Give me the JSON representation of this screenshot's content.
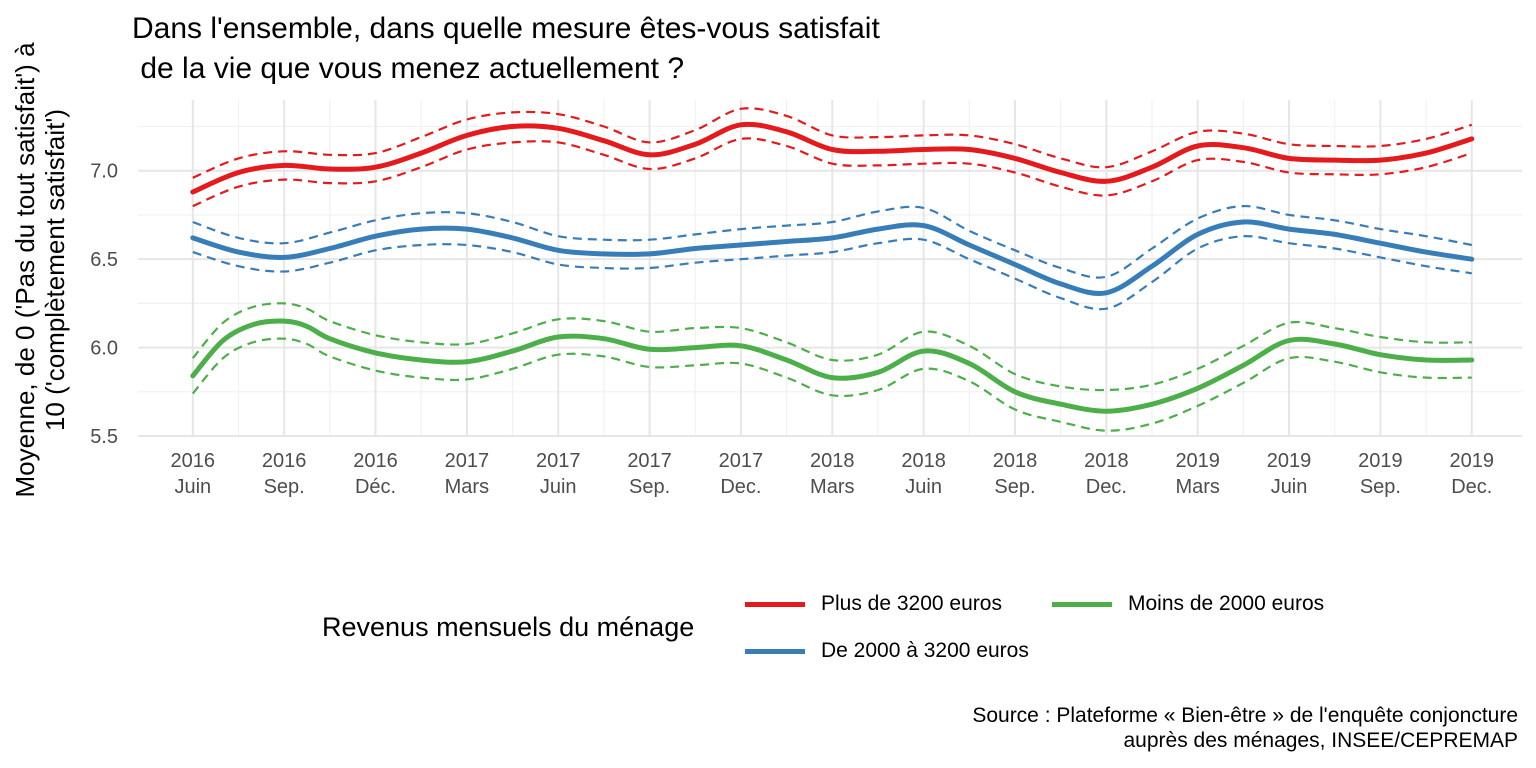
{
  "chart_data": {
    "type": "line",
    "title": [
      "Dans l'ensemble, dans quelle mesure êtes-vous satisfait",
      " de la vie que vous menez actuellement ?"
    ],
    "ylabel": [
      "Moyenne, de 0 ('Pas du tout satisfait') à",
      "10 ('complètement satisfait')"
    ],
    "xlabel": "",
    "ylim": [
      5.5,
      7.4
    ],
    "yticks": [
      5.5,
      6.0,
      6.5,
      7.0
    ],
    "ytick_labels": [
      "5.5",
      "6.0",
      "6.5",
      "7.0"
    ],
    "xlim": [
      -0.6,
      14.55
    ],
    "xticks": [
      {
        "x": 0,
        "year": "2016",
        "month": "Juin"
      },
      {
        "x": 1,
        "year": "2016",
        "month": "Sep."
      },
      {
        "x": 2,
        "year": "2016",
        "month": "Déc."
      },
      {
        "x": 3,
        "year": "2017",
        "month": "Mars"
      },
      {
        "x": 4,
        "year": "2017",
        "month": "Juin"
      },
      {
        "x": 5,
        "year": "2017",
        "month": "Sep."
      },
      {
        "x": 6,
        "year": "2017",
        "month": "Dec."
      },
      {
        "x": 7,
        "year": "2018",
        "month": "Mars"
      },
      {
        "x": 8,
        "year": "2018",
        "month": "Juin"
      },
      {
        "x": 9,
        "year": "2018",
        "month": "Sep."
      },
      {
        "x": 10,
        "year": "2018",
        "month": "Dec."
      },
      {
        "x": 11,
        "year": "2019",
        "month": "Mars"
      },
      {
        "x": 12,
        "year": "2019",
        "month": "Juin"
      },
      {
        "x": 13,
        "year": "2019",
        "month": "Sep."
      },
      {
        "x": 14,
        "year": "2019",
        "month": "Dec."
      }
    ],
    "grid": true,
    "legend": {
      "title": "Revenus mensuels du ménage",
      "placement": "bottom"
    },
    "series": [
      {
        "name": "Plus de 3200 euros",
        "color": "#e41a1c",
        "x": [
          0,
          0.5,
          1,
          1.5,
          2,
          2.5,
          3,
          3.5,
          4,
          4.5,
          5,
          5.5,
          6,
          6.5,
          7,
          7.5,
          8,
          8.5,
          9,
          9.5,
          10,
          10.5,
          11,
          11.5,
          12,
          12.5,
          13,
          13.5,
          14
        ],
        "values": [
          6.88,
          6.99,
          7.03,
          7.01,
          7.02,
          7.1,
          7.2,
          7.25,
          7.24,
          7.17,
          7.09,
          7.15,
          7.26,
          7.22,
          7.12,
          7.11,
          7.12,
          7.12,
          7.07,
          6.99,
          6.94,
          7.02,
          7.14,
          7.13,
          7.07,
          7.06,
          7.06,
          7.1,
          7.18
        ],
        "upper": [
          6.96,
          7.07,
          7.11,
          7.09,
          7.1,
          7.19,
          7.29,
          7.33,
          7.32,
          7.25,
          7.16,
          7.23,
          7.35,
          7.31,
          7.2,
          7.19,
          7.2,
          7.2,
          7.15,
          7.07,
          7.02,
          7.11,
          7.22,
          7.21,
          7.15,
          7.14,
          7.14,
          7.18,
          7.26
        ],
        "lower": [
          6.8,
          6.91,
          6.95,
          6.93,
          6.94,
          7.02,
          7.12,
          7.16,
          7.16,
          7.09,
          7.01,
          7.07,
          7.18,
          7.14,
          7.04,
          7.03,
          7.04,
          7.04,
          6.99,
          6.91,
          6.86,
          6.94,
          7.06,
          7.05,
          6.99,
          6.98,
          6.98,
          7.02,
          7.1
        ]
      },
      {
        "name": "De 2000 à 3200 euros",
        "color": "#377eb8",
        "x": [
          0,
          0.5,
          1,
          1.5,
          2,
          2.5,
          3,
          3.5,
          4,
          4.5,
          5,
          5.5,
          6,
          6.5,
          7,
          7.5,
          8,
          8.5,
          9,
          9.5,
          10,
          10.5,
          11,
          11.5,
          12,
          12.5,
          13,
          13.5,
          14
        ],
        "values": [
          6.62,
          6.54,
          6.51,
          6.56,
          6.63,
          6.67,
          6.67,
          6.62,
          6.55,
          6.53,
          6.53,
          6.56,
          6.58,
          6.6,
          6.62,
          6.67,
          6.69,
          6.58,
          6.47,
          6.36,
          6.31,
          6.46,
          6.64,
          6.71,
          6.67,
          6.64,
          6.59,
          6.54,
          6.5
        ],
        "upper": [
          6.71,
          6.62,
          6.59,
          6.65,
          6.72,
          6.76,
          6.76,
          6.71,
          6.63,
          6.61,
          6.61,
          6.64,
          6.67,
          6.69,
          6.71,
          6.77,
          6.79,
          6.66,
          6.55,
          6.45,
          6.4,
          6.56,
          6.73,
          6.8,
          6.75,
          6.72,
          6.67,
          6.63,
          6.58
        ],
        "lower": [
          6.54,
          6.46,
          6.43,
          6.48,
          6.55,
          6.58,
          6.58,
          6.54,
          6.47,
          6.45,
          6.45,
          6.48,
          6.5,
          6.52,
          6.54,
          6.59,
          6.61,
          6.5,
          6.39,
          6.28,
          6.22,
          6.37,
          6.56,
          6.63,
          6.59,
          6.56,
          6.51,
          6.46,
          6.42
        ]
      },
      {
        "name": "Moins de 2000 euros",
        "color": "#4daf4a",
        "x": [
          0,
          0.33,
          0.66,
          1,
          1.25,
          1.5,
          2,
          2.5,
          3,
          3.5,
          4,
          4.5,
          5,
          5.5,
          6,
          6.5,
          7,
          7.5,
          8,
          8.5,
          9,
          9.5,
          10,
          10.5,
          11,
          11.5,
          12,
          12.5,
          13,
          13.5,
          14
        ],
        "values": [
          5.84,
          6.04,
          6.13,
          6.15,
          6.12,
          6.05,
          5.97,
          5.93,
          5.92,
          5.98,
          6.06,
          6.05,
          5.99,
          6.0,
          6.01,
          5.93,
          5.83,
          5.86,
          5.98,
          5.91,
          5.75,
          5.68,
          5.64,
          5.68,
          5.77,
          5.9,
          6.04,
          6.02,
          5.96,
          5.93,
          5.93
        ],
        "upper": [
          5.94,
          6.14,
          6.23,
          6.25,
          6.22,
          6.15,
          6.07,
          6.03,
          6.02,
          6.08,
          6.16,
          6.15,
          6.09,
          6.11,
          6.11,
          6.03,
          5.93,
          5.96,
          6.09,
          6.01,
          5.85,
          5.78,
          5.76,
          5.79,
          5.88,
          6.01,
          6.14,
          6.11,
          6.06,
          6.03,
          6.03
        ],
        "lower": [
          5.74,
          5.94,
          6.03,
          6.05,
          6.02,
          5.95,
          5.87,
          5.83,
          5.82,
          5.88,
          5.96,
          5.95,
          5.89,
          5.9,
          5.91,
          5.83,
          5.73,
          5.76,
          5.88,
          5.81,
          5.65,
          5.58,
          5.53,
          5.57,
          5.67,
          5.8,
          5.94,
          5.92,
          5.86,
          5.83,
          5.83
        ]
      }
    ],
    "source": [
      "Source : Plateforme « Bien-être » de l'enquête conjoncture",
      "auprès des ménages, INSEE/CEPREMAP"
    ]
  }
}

▸ Exercise aim:
Give every line above again exactly, with no pictures.

▸ Reply to the task:
Give me the JSON representation of this screenshot's content.
{
  "chart_data": {
    "type": "line",
    "title": [
      "Dans l'ensemble, dans quelle mesure êtes-vous satisfait",
      " de la vie que vous menez actuellement ?"
    ],
    "ylabel": [
      "Moyenne, de 0 ('Pas du tout satisfait') à",
      "10 ('complètement satisfait')"
    ],
    "xlabel": "",
    "ylim": [
      5.5,
      7.4
    ],
    "yticks": [
      5.5,
      6.0,
      6.5,
      7.0
    ],
    "ytick_labels": [
      "5.5",
      "6.0",
      "6.5",
      "7.0"
    ],
    "xlim": [
      -0.6,
      14.55
    ],
    "xticks": [
      {
        "x": 0,
        "year": "2016",
        "month": "Juin"
      },
      {
        "x": 1,
        "year": "2016",
        "month": "Sep."
      },
      {
        "x": 2,
        "year": "2016",
        "month": "Déc."
      },
      {
        "x": 3,
        "year": "2017",
        "month": "Mars"
      },
      {
        "x": 4,
        "year": "2017",
        "month": "Juin"
      },
      {
        "x": 5,
        "year": "2017",
        "month": "Sep."
      },
      {
        "x": 6,
        "year": "2017",
        "month": "Dec."
      },
      {
        "x": 7,
        "year": "2018",
        "month": "Mars"
      },
      {
        "x": 8,
        "year": "2018",
        "month": "Juin"
      },
      {
        "x": 9,
        "year": "2018",
        "month": "Sep."
      },
      {
        "x": 10,
        "year": "2018",
        "month": "Dec."
      },
      {
        "x": 11,
        "year": "2019",
        "month": "Mars"
      },
      {
        "x": 12,
        "year": "2019",
        "month": "Juin"
      },
      {
        "x": 13,
        "year": "2019",
        "month": "Sep."
      },
      {
        "x": 14,
        "year": "2019",
        "month": "Dec."
      }
    ],
    "grid": true,
    "legend": {
      "title": "Revenus mensuels du ménage",
      "placement": "bottom"
    },
    "series": [
      {
        "name": "Plus de 3200 euros",
        "color": "#e41a1c",
        "x": [
          0,
          0.5,
          1,
          1.5,
          2,
          2.5,
          3,
          3.5,
          4,
          4.5,
          5,
          5.5,
          6,
          6.5,
          7,
          7.5,
          8,
          8.5,
          9,
          9.5,
          10,
          10.5,
          11,
          11.5,
          12,
          12.5,
          13,
          13.5,
          14
        ],
        "values": [
          6.88,
          6.99,
          7.03,
          7.01,
          7.02,
          7.1,
          7.2,
          7.25,
          7.24,
          7.17,
          7.09,
          7.15,
          7.26,
          7.22,
          7.12,
          7.11,
          7.12,
          7.12,
          7.07,
          6.99,
          6.94,
          7.02,
          7.14,
          7.13,
          7.07,
          7.06,
          7.06,
          7.1,
          7.18
        ],
        "upper": [
          6.96,
          7.07,
          7.11,
          7.09,
          7.1,
          7.19,
          7.29,
          7.33,
          7.32,
          7.25,
          7.16,
          7.23,
          7.35,
          7.31,
          7.2,
          7.19,
          7.2,
          7.2,
          7.15,
          7.07,
          7.02,
          7.11,
          7.22,
          7.21,
          7.15,
          7.14,
          7.14,
          7.18,
          7.26
        ],
        "lower": [
          6.8,
          6.91,
          6.95,
          6.93,
          6.94,
          7.02,
          7.12,
          7.16,
          7.16,
          7.09,
          7.01,
          7.07,
          7.18,
          7.14,
          7.04,
          7.03,
          7.04,
          7.04,
          6.99,
          6.91,
          6.86,
          6.94,
          7.06,
          7.05,
          6.99,
          6.98,
          6.98,
          7.02,
          7.1
        ]
      },
      {
        "name": "De 2000 à 3200 euros",
        "color": "#377eb8",
        "x": [
          0,
          0.5,
          1,
          1.5,
          2,
          2.5,
          3,
          3.5,
          4,
          4.5,
          5,
          5.5,
          6,
          6.5,
          7,
          7.5,
          8,
          8.5,
          9,
          9.5,
          10,
          10.5,
          11,
          11.5,
          12,
          12.5,
          13,
          13.5,
          14
        ],
        "values": [
          6.62,
          6.54,
          6.51,
          6.56,
          6.63,
          6.67,
          6.67,
          6.62,
          6.55,
          6.53,
          6.53,
          6.56,
          6.58,
          6.6,
          6.62,
          6.67,
          6.69,
          6.58,
          6.47,
          6.36,
          6.31,
          6.46,
          6.64,
          6.71,
          6.67,
          6.64,
          6.59,
          6.54,
          6.5
        ],
        "upper": [
          6.71,
          6.62,
          6.59,
          6.65,
          6.72,
          6.76,
          6.76,
          6.71,
          6.63,
          6.61,
          6.61,
          6.64,
          6.67,
          6.69,
          6.71,
          6.77,
          6.79,
          6.66,
          6.55,
          6.45,
          6.4,
          6.56,
          6.73,
          6.8,
          6.75,
          6.72,
          6.67,
          6.63,
          6.58
        ],
        "lower": [
          6.54,
          6.46,
          6.43,
          6.48,
          6.55,
          6.58,
          6.58,
          6.54,
          6.47,
          6.45,
          6.45,
          6.48,
          6.5,
          6.52,
          6.54,
          6.59,
          6.61,
          6.5,
          6.39,
          6.28,
          6.22,
          6.37,
          6.56,
          6.63,
          6.59,
          6.56,
          6.51,
          6.46,
          6.42
        ]
      },
      {
        "name": "Moins de 2000 euros",
        "color": "#4daf4a",
        "x": [
          0,
          0.33,
          0.66,
          1,
          1.25,
          1.5,
          2,
          2.5,
          3,
          3.5,
          4,
          4.5,
          5,
          5.5,
          6,
          6.5,
          7,
          7.5,
          8,
          8.5,
          9,
          9.5,
          10,
          10.5,
          11,
          11.5,
          12,
          12.5,
          13,
          13.5,
          14
        ],
        "values": [
          5.84,
          6.04,
          6.13,
          6.15,
          6.12,
          6.05,
          5.97,
          5.93,
          5.92,
          5.98,
          6.06,
          6.05,
          5.99,
          6.0,
          6.01,
          5.93,
          5.83,
          5.86,
          5.98,
          5.91,
          5.75,
          5.68,
          5.64,
          5.68,
          5.77,
          5.9,
          6.04,
          6.02,
          5.96,
          5.93,
          5.93
        ],
        "upper": [
          5.94,
          6.14,
          6.23,
          6.25,
          6.22,
          6.15,
          6.07,
          6.03,
          6.02,
          6.08,
          6.16,
          6.15,
          6.09,
          6.11,
          6.11,
          6.03,
          5.93,
          5.96,
          6.09,
          6.01,
          5.85,
          5.78,
          5.76,
          5.79,
          5.88,
          6.01,
          6.14,
          6.11,
          6.06,
          6.03,
          6.03
        ],
        "lower": [
          5.74,
          5.94,
          6.03,
          6.05,
          6.02,
          5.95,
          5.87,
          5.83,
          5.82,
          5.88,
          5.96,
          5.95,
          5.89,
          5.9,
          5.91,
          5.83,
          5.73,
          5.76,
          5.88,
          5.81,
          5.65,
          5.58,
          5.53,
          5.57,
          5.67,
          5.8,
          5.94,
          5.92,
          5.86,
          5.83,
          5.83
        ]
      }
    ],
    "source": [
      "Source : Plateforme « Bien-être » de l'enquête conjoncture",
      "auprès des ménages, INSEE/CEPREMAP"
    ]
  }
}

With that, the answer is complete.